(Saved entries)
----

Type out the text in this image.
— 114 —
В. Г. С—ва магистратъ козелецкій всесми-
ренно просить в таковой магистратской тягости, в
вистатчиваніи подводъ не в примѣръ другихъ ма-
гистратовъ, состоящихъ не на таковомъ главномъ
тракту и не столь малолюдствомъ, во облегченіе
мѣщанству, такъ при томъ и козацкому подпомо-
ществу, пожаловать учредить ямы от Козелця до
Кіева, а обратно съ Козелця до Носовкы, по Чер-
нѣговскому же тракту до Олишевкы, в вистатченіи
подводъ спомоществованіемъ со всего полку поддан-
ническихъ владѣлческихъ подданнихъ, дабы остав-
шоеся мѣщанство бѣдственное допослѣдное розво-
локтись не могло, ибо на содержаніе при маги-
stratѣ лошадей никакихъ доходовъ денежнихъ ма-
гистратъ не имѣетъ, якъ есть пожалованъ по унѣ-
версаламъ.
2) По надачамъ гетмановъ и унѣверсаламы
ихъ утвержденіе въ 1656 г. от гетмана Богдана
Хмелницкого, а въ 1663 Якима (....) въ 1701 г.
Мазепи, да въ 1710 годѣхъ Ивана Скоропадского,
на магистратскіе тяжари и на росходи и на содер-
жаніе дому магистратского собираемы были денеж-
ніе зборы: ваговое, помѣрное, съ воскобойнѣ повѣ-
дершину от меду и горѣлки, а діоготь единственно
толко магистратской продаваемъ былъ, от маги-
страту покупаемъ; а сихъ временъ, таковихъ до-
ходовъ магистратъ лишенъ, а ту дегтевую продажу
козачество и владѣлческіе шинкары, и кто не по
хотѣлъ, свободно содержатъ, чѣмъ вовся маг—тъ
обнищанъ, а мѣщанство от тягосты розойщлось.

----

▸ What you need to do
Gather up the lines containing the word "подводъ" from these records and copy them.

▸ Solution to the exercise
вистатчиваніи подводъ не в примѣръ другихъ ма-
подводъ спомоществованіемъ со всего полку поддан-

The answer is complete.